== Task prompt ==
Write out the material exactly. Do not include the pictures.

== Task inputs ==
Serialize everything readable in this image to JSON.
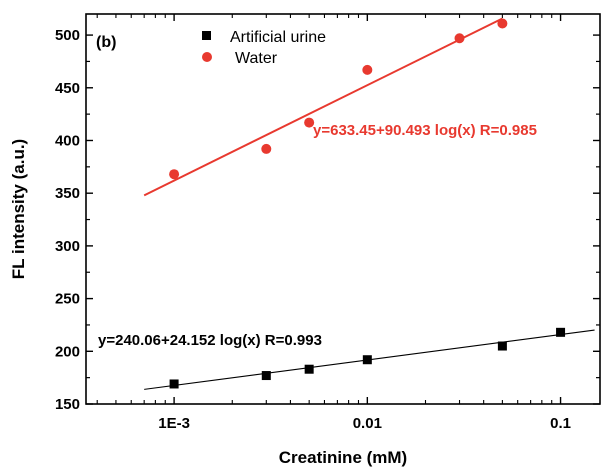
{
  "chart_data": {
    "type": "scatter",
    "panel_label": "(b)",
    "xlabel": "Creatinine (mM)",
    "ylabel": "FL intensity (a.u.)",
    "xscale": "log",
    "xlim": [
      0.00035,
      0.16
    ],
    "ylim": [
      150,
      520
    ],
    "xticks": [
      {
        "value": 0.001,
        "label": "1E-3"
      },
      {
        "value": 0.01,
        "label": "0.01"
      },
      {
        "value": 0.1,
        "label": "0.1"
      }
    ],
    "yticks": [
      {
        "value": 150,
        "label": "150"
      },
      {
        "value": 200,
        "label": "200"
      },
      {
        "value": 250,
        "label": "250"
      },
      {
        "value": 300,
        "label": "300"
      },
      {
        "value": 350,
        "label": "350"
      },
      {
        "value": 400,
        "label": "400"
      },
      {
        "value": 450,
        "label": "450"
      },
      {
        "value": 500,
        "label": "500"
      }
    ],
    "legend_position": "top-center",
    "series": [
      {
        "name": "Artificial urine",
        "marker": "square",
        "color": "#000000",
        "x": [
          0.001,
          0.003,
          0.005,
          0.01,
          0.05,
          0.1
        ],
        "y": [
          169,
          177,
          183,
          192,
          205,
          218
        ],
        "fit": {
          "intercept": 240.06,
          "slope": 24.152,
          "x_range": [
            0.0007,
            0.15
          ]
        },
        "equation": "y=240.06+24.152 log(x)  R=0.993"
      },
      {
        "name": "Water",
        "marker": "circle",
        "color": "#e8392f",
        "x": [
          0.001,
          0.003,
          0.005,
          0.01,
          0.03,
          0.05
        ],
        "y": [
          368,
          392,
          417,
          467,
          497,
          511
        ],
        "fit": {
          "intercept": 633.45,
          "slope": 90.493,
          "x_range": [
            0.0007,
            0.05
          ]
        },
        "equation": "y=633.45+90.493 log(x) R=0.985"
      }
    ]
  }
}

== Task response ==
Serialize everything readable in this image to JSON.
{
  "chart_data": {
    "type": "scatter",
    "panel_label": "(b)",
    "xlabel": "Creatinine (mM)",
    "ylabel": "FL intensity (a.u.)",
    "xscale": "log",
    "xlim": [
      0.00035,
      0.16
    ],
    "ylim": [
      150,
      520
    ],
    "xticks": [
      {
        "value": 0.001,
        "label": "1E-3"
      },
      {
        "value": 0.01,
        "label": "0.01"
      },
      {
        "value": 0.1,
        "label": "0.1"
      }
    ],
    "yticks": [
      {
        "value": 150,
        "label": "150"
      },
      {
        "value": 200,
        "label": "200"
      },
      {
        "value": 250,
        "label": "250"
      },
      {
        "value": 300,
        "label": "300"
      },
      {
        "value": 350,
        "label": "350"
      },
      {
        "value": 400,
        "label": "400"
      },
      {
        "value": 450,
        "label": "450"
      },
      {
        "value": 500,
        "label": "500"
      }
    ],
    "legend_position": "top-center",
    "series": [
      {
        "name": "Artificial urine",
        "marker": "square",
        "color": "#000000",
        "x": [
          0.001,
          0.003,
          0.005,
          0.01,
          0.05,
          0.1
        ],
        "y": [
          169,
          177,
          183,
          192,
          205,
          218
        ],
        "fit": {
          "intercept": 240.06,
          "slope": 24.152,
          "x_range": [
            0.0007,
            0.15
          ]
        },
        "equation": "y=240.06+24.152 log(x)  R=0.993"
      },
      {
        "name": "Water",
        "marker": "circle",
        "color": "#e8392f",
        "x": [
          0.001,
          0.003,
          0.005,
          0.01,
          0.03,
          0.05
        ],
        "y": [
          368,
          392,
          417,
          467,
          497,
          511
        ],
        "fit": {
          "intercept": 633.45,
          "slope": 90.493,
          "x_range": [
            0.0007,
            0.05
          ]
        },
        "equation": "y=633.45+90.493 log(x) R=0.985"
      }
    ]
  }
}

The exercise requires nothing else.